**Given records:**
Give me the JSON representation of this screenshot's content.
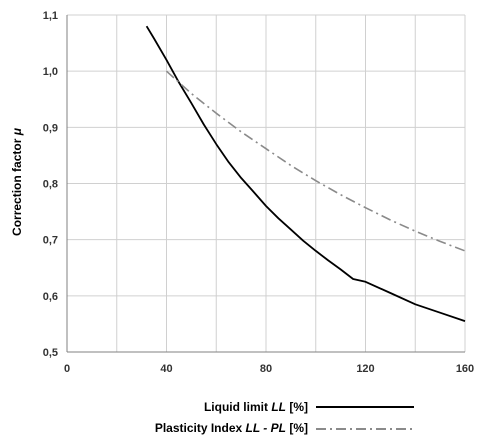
{
  "chart_data": {
    "type": "line",
    "ylabel": "Correction factor",
    "ylabel_symbol": "μ",
    "xlim": [
      0,
      160
    ],
    "ylim": [
      0.5,
      1.1
    ],
    "x_ticks": [
      0,
      40,
      80,
      120,
      160
    ],
    "y_ticks": [
      0.5,
      0.6,
      0.7,
      0.8,
      0.9,
      1.0,
      1.1
    ],
    "y_tick_labels": [
      "0,5",
      "0,6",
      "0,7",
      "0,8",
      "0,9",
      "1,0",
      "1,1"
    ],
    "grid": true,
    "legend_position": "bottom",
    "series": [
      {
        "name": "Liquid limit  LL [%]",
        "legend_label": "Liquid limit",
        "legend_symbol": "LL",
        "legend_unit": "[%]",
        "color": "#000000",
        "style": "solid",
        "x": [
          32,
          35,
          40,
          45,
          50,
          55,
          60,
          65,
          70,
          75,
          80,
          85,
          90,
          95,
          100,
          105,
          110,
          115,
          120,
          130,
          140,
          150,
          160
        ],
        "y": [
          1.08,
          1.058,
          1.02,
          0.98,
          0.943,
          0.905,
          0.87,
          0.838,
          0.81,
          0.785,
          0.76,
          0.738,
          0.718,
          0.698,
          0.68,
          0.663,
          0.647,
          0.63,
          0.625,
          0.605,
          0.585,
          0.57,
          0.555
        ]
      },
      {
        "name": "Plasticity Index  LL - PL [%]",
        "legend_label": "Plasticity Index",
        "legend_symbol": "LL - PL",
        "legend_unit": "[%]",
        "color": "#8a8a8a",
        "style": "dashdot",
        "x": [
          40,
          50,
          60,
          70,
          80,
          90,
          100,
          110,
          120,
          130,
          140,
          150,
          160
        ],
        "y": [
          1.0,
          0.96,
          0.925,
          0.892,
          0.862,
          0.832,
          0.805,
          0.78,
          0.757,
          0.735,
          0.715,
          0.697,
          0.68
        ]
      }
    ]
  }
}
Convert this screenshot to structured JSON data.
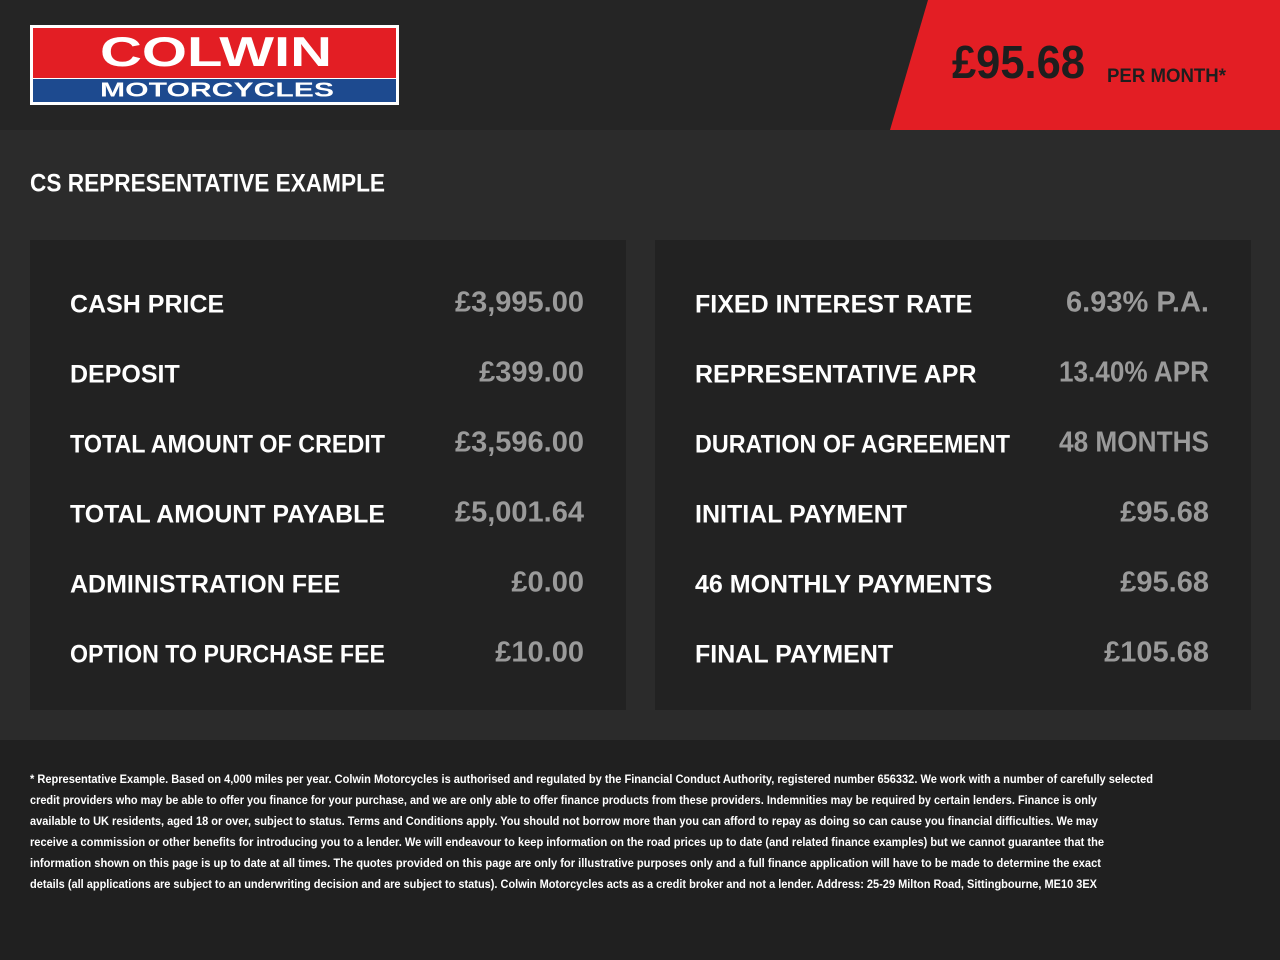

**To do:**
Reproduce every line above as written, skipping pictures.

**Result of this task:**
Give me the JSON representation of this screenshot's content.
{
  "chart_data": {
    "type": "line",
    "ylabel": "Correction factor",
    "ylabel_symbol": "μ",
    "xlim": [
      0,
      160
    ],
    "ylim": [
      0.5,
      1.1
    ],
    "x_ticks": [
      0,
      40,
      80,
      120,
      160
    ],
    "y_ticks": [
      0.5,
      0.6,
      0.7,
      0.8,
      0.9,
      1.0,
      1.1
    ],
    "y_tick_labels": [
      "0,5",
      "0,6",
      "0,7",
      "0,8",
      "0,9",
      "1,0",
      "1,1"
    ],
    "grid": true,
    "legend_position": "bottom",
    "series": [
      {
        "name": "Liquid limit  LL [%]",
        "legend_label": "Liquid limit",
        "legend_symbol": "LL",
        "legend_unit": "[%]",
        "color": "#000000",
        "style": "solid",
        "x": [
          32,
          35,
          40,
          45,
          50,
          55,
          60,
          65,
          70,
          75,
          80,
          85,
          90,
          95,
          100,
          105,
          110,
          115,
          120,
          130,
          140,
          150,
          160
        ],
        "y": [
          1.08,
          1.058,
          1.02,
          0.98,
          0.943,
          0.905,
          0.87,
          0.838,
          0.81,
          0.785,
          0.76,
          0.738,
          0.718,
          0.698,
          0.68,
          0.663,
          0.647,
          0.63,
          0.625,
          0.605,
          0.585,
          0.57,
          0.555
        ]
      },
      {
        "name": "Plasticity Index  LL - PL [%]",
        "legend_label": "Plasticity Index",
        "legend_symbol": "LL - PL",
        "legend_unit": "[%]",
        "color": "#8a8a8a",
        "style": "dashdot",
        "x": [
          40,
          50,
          60,
          70,
          80,
          90,
          100,
          110,
          120,
          130,
          140,
          150,
          160
        ],
        "y": [
          1.0,
          0.96,
          0.925,
          0.892,
          0.862,
          0.832,
          0.805,
          0.78,
          0.757,
          0.735,
          0.715,
          0.697,
          0.68
        ]
      }
    ]
  }
}
Convert this screenshot to structured JSON data.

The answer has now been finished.